→ **WHAT THE EXERCISE ASKS**:
Copy the line containing "Transcribe the text in this document.", then all lines after it up to and including the final line of the material, exactly and without additions.

-------------------------

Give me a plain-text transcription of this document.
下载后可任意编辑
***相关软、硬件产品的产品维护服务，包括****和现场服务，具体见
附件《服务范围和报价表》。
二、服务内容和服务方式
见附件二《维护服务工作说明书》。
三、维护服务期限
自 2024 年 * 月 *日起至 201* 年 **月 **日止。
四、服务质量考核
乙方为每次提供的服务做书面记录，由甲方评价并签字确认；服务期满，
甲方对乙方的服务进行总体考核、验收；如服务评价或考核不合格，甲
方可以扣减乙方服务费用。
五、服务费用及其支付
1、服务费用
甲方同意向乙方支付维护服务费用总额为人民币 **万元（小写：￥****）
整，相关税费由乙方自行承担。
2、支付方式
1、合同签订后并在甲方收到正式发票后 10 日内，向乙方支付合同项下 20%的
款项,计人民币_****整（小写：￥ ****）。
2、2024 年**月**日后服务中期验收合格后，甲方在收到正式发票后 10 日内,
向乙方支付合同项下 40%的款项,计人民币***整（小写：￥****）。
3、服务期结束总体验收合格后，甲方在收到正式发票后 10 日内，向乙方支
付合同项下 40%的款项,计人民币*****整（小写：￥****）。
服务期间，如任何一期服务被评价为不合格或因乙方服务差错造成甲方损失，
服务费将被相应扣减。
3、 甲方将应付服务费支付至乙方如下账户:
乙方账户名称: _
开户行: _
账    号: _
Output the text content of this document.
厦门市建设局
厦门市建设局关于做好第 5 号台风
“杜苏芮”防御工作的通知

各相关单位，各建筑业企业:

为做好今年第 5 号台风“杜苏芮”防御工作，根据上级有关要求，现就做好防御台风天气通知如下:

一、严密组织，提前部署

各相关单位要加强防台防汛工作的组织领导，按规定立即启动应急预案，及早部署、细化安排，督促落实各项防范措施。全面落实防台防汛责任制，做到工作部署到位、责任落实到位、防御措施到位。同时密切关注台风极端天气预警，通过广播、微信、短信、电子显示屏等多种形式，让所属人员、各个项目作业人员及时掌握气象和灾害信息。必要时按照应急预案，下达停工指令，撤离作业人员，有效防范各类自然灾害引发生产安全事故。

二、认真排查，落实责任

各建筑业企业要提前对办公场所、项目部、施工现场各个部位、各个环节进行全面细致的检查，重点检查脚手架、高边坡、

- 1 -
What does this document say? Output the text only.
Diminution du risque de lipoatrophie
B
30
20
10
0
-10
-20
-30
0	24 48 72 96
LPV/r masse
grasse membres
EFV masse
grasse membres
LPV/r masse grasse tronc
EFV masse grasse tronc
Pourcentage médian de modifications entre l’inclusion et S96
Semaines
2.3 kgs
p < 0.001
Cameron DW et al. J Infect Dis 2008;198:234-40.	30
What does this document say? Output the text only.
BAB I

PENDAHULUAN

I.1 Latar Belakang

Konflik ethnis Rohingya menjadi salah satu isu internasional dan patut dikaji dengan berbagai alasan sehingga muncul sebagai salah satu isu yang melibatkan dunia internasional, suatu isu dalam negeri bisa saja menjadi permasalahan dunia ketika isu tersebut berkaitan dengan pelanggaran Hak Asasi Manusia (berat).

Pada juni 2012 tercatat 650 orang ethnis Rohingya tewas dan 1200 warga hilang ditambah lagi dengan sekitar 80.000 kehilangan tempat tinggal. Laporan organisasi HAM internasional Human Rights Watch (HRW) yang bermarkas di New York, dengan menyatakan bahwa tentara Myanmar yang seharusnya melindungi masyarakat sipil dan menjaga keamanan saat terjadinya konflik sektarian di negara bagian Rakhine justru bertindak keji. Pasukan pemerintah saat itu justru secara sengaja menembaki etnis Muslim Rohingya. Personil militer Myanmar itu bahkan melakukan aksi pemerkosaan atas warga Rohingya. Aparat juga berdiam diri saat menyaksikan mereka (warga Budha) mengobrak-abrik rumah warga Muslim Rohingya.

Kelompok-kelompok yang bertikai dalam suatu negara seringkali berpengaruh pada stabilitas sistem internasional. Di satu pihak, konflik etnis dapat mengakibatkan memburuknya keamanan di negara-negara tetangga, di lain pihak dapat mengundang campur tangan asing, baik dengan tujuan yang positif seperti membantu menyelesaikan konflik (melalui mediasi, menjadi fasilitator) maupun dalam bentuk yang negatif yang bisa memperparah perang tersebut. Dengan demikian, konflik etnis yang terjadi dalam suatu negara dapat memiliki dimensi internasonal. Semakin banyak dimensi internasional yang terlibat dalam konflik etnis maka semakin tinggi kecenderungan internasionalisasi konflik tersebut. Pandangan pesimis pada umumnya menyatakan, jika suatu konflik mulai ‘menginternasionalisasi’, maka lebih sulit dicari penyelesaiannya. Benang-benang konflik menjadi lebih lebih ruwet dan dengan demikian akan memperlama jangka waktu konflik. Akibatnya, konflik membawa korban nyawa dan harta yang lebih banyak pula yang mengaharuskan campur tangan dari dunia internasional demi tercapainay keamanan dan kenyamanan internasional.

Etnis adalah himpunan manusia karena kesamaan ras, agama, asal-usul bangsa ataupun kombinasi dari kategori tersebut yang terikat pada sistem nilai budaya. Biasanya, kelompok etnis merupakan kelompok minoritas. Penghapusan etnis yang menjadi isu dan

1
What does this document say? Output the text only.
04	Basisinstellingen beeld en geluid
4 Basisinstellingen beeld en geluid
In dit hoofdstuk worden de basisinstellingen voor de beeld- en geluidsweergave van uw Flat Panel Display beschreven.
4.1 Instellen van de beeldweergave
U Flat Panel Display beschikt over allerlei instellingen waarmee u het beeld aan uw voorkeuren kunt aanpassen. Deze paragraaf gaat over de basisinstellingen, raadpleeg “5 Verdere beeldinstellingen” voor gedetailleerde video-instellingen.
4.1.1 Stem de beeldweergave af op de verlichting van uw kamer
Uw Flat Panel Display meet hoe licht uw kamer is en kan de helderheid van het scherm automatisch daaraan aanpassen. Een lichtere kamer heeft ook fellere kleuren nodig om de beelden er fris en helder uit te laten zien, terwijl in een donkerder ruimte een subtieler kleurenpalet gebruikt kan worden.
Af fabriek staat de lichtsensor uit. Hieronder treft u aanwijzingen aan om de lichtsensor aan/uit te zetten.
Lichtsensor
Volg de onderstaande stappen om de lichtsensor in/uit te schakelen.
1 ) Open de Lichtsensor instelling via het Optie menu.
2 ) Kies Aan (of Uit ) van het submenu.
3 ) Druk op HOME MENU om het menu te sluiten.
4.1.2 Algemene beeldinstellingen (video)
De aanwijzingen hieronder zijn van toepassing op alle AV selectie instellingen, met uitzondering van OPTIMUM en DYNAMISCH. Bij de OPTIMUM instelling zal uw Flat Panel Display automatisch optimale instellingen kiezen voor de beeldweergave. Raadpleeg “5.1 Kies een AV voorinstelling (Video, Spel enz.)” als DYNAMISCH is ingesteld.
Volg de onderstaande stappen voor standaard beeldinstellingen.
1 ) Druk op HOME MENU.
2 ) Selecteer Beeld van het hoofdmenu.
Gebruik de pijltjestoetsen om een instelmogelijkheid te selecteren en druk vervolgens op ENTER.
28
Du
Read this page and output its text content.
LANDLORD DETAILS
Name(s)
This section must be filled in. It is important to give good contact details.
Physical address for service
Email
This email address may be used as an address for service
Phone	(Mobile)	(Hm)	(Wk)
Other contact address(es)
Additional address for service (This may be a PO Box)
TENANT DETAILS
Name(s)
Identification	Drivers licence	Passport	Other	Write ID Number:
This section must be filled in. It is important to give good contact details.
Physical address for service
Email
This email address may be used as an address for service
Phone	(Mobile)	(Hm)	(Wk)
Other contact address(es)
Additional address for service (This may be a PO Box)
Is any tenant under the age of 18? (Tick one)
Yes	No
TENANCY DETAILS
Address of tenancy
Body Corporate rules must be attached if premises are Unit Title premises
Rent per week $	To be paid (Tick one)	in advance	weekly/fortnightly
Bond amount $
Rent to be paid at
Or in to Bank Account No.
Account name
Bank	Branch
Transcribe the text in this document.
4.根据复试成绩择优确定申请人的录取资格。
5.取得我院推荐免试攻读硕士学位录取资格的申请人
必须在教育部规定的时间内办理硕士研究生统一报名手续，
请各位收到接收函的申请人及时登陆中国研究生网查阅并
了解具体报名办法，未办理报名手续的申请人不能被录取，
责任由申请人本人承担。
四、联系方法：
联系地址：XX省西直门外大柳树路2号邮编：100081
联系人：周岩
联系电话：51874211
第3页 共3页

-------------------------

→ **REPLY**:
Transcribe the text in this document.
4.根据复试成绩择优确定申请人的录取资格。
5.取得我院推荐免试攻读硕士学位录取资格的申请人
必须在教育部规定的时间内办理硕士研究生统一报名手续，
请各位收到接收函的申请人及时登陆中国研究生网查阅并
了解具体报名办法，未办理报名手续的申请人不能被录取，
责任由申请人本人承担。
四、联系方法：
联系地址：XX省西直门外大柳树路2号邮编：100081
联系人：周岩
联系电话：51874211
第3页 共3页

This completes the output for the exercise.